- _TEXT_
▼
Translate a finished positioning document into a messaging system: champion → value matrix → messaging house → core narrative → homepage → rollout. Pulls Pierri's 7-step homepage framework, YLP's 3-phase workbook, and Kramer's positioning-to-copy pipeline.
When to use
After positioning is locked. Before any homepage rewrite, sales-deck refresh, or paid-channel push. Re-run after major ICP, product, or competitive shifts.
Inputs required
- Completed positioning document (canvas, statement, house skeleton)
- 5–10 customer interviews
- Competitive analysis with win/loss patterns
- Product demo/docs
- Site analytics (for rollout prioritization)
Steps
1. Lock the champion. Person closest to the problem, not the budget holder. Map company type, persona, and JTBD situation.
2. Run JTBD interviews. Use Moesta's switch-trigger frame (JTBD interviews surface the customer's actual language and the switch trigger). Capture verbatim language for headlines.
3. Map the champion's situation. List functional activities, cross out what the product doesn't address, narrow to the exact pain.
▲
- _RAW DATA_
▼
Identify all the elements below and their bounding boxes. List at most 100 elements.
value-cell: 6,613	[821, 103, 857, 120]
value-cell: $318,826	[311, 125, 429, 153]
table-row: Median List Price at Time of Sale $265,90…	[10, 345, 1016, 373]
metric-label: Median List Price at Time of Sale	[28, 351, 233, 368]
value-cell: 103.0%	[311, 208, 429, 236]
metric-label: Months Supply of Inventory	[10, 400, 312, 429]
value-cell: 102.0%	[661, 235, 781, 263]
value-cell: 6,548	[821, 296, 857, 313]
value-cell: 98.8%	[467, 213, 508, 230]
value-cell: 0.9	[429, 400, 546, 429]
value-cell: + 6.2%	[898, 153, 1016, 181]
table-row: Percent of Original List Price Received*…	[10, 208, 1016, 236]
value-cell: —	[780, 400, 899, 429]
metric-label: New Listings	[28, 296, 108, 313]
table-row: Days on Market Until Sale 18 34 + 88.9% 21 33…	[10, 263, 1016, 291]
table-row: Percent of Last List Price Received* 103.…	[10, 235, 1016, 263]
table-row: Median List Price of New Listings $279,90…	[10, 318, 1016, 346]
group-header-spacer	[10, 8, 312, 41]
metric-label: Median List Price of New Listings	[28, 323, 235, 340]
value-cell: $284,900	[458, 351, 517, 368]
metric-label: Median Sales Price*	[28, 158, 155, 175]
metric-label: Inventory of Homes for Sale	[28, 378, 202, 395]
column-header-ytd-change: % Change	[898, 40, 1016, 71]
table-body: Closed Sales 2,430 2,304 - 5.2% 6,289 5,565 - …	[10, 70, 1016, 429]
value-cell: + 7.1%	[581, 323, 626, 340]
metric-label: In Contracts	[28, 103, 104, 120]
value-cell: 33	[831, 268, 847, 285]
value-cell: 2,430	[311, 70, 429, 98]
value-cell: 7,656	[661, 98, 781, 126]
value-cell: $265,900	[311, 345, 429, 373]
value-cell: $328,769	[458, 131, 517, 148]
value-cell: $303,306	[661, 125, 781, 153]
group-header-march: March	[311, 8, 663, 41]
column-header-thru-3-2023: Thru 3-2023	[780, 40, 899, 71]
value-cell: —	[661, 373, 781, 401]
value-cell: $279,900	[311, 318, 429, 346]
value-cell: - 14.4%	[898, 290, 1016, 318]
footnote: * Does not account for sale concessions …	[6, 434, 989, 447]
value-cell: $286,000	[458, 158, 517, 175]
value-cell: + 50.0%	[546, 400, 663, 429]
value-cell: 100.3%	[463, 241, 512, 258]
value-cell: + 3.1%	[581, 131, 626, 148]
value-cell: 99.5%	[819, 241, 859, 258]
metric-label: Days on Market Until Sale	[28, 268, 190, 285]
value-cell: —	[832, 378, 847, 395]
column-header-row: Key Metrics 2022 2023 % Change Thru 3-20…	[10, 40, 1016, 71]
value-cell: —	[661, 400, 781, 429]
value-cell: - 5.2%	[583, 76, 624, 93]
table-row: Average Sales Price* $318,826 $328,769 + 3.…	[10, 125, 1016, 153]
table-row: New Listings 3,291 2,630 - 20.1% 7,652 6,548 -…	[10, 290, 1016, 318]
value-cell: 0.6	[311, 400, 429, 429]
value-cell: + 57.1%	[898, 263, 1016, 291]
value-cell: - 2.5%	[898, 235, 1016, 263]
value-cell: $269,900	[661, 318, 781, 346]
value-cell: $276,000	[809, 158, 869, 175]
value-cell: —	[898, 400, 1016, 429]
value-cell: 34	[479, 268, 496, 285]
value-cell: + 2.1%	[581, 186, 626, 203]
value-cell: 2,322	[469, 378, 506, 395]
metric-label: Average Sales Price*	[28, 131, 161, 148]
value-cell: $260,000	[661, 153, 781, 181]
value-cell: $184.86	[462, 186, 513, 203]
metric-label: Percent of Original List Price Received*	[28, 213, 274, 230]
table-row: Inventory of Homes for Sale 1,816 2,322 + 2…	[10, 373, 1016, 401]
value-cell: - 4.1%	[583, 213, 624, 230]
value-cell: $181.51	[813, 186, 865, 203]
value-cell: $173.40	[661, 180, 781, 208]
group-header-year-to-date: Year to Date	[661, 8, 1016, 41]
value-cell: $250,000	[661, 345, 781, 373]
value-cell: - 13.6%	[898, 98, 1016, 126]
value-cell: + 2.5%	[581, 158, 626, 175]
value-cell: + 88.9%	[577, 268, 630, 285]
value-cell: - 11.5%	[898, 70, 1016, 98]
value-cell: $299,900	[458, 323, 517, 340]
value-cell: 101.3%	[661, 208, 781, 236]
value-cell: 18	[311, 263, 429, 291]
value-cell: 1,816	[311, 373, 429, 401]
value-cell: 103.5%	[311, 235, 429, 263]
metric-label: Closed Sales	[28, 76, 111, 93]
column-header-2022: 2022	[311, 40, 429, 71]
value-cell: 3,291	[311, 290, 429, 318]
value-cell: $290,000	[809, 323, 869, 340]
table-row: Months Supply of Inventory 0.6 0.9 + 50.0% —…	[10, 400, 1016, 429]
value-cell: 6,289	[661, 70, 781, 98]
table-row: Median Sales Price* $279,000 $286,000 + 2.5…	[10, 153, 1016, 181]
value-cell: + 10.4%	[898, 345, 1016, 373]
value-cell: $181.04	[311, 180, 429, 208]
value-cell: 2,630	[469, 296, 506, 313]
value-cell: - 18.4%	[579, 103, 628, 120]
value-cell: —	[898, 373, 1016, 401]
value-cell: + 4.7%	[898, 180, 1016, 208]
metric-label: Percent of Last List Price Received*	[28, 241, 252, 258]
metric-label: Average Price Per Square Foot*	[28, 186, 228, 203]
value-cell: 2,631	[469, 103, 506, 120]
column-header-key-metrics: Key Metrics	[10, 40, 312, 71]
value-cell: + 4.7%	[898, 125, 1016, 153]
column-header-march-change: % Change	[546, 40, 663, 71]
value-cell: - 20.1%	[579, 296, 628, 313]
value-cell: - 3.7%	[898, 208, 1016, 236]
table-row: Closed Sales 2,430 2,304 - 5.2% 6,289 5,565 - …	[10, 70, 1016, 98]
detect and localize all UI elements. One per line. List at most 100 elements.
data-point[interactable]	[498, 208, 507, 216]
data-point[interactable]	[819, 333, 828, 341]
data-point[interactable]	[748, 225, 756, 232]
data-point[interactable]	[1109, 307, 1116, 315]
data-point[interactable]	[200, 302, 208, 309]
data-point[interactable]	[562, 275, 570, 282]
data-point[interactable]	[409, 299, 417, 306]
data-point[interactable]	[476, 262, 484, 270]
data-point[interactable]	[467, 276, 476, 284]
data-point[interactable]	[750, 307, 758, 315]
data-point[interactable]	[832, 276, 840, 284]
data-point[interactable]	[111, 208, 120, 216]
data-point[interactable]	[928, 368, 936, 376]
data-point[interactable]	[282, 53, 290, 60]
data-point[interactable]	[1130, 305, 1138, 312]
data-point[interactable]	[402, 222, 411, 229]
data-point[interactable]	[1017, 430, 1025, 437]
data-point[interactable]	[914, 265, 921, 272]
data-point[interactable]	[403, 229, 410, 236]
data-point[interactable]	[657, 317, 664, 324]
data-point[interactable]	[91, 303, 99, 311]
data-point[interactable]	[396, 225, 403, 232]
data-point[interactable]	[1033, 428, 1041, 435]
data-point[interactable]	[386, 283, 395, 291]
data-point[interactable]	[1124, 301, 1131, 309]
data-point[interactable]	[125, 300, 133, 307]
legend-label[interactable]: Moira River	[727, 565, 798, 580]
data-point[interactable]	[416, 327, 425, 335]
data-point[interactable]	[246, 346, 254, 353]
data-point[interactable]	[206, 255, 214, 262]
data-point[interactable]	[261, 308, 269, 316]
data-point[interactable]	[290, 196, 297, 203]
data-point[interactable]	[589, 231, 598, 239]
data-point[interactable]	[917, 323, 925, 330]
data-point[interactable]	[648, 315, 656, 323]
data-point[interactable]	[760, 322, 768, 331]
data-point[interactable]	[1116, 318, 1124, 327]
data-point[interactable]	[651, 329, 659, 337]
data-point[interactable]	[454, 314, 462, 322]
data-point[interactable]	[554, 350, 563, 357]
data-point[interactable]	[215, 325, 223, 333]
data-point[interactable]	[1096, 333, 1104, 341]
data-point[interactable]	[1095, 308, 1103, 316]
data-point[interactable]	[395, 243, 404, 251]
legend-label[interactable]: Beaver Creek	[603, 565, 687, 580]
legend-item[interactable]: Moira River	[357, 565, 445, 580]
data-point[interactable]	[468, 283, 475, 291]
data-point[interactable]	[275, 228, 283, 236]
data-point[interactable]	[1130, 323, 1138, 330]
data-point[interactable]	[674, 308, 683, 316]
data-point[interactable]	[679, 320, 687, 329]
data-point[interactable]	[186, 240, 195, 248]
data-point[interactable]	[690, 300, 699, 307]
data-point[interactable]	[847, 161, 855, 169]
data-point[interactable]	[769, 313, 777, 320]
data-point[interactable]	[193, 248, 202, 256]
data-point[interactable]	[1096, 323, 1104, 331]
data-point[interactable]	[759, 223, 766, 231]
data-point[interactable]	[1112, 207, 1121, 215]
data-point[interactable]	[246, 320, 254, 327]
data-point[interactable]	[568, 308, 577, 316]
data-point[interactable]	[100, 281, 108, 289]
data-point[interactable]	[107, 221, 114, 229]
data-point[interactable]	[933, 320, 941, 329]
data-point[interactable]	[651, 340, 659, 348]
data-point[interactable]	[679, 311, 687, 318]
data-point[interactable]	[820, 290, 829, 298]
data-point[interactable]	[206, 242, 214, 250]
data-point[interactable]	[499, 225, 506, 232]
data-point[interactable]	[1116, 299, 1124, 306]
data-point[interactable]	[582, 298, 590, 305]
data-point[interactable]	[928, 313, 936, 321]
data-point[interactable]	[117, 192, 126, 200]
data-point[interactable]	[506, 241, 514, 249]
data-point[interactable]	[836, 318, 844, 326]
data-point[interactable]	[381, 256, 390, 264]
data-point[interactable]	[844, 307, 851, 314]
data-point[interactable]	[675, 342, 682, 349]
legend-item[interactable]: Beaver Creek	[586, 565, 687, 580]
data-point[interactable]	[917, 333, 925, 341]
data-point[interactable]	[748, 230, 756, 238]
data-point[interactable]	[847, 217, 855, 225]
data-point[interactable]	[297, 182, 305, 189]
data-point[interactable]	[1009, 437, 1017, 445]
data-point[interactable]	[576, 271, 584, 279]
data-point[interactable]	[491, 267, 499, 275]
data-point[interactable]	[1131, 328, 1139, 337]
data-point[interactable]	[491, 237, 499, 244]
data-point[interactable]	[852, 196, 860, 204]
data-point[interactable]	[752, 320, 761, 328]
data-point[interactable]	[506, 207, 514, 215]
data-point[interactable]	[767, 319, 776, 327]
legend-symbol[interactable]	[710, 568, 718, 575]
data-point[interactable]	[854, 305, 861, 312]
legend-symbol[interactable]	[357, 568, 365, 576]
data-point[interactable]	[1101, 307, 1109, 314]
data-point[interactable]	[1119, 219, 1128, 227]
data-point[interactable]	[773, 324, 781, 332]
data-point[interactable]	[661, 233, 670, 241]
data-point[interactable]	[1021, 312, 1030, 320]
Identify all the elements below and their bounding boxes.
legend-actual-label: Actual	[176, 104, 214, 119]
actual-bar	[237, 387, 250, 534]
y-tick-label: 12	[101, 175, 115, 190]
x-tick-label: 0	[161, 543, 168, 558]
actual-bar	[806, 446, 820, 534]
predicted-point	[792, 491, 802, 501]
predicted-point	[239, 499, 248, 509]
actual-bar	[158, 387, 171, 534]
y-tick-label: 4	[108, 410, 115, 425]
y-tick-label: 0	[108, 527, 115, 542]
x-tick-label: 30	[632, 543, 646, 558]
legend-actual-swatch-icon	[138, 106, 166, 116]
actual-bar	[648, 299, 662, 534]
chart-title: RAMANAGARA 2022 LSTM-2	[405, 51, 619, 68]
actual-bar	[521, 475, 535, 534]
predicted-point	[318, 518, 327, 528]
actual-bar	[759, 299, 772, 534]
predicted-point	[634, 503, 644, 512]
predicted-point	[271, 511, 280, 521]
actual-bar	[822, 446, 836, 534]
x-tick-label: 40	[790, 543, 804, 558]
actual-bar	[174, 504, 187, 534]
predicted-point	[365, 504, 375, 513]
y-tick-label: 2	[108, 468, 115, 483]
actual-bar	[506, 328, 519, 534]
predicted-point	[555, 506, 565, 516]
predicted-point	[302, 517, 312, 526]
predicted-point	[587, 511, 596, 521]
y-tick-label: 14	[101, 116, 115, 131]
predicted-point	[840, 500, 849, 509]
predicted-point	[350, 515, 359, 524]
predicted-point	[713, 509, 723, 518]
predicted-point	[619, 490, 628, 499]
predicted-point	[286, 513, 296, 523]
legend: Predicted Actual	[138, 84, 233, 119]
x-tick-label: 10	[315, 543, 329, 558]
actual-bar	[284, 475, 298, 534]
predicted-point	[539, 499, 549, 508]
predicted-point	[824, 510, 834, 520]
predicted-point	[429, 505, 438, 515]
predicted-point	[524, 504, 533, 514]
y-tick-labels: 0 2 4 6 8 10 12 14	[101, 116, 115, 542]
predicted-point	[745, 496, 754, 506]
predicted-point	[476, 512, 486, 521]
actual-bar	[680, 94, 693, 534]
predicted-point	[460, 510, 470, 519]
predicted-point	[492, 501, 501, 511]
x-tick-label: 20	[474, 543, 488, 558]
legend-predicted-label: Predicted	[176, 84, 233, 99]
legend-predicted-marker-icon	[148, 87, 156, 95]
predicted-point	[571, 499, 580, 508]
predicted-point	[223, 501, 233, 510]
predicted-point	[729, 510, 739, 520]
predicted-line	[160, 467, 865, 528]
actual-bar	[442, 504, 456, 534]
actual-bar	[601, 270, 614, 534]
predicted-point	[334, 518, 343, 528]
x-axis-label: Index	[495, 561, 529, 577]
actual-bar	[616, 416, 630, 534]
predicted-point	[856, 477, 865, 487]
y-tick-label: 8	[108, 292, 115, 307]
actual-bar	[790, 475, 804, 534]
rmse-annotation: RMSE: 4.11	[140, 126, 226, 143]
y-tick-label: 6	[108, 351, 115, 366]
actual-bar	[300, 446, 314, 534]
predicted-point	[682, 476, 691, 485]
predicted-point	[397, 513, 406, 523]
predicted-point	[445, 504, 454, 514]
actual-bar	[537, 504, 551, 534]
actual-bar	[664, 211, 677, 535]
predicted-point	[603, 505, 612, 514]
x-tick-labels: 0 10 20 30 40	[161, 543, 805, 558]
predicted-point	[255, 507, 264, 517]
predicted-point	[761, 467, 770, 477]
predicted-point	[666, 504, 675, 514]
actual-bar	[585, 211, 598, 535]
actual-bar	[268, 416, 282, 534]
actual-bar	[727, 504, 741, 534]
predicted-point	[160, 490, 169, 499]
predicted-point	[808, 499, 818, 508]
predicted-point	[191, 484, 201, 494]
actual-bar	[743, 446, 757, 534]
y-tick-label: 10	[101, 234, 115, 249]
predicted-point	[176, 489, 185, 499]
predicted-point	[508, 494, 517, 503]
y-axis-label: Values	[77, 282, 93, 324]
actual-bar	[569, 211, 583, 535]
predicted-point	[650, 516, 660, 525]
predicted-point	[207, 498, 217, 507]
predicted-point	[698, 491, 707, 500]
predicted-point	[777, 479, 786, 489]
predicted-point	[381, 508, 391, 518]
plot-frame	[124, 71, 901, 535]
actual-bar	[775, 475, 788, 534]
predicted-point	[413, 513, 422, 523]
▲
- _WORK ORDER 1_
Copy the messaging guide from "2. Run JTBD" up to and including "language for headlines.", substituting "exact customer wording" for "verbatim language".
- _WORK ORDER 2_
List every input the messaging guide says is required.

- _YOUR RESPONSE 1_
2. Run JTBD interviews. Use Moesta's switch-trigger frame (JTBD interviews surface the customer's actual language and the switch trigger). Capture exact customer wording for headlines.

- _YOUR RESPONSE 2_
- Completed positioning document (canvas, statement, house skeleton)
- 5–10 customer interviews
- Competitive analysis with win/loss patterns
- Product demo/docs
- Site analytics (for rollout prioritization)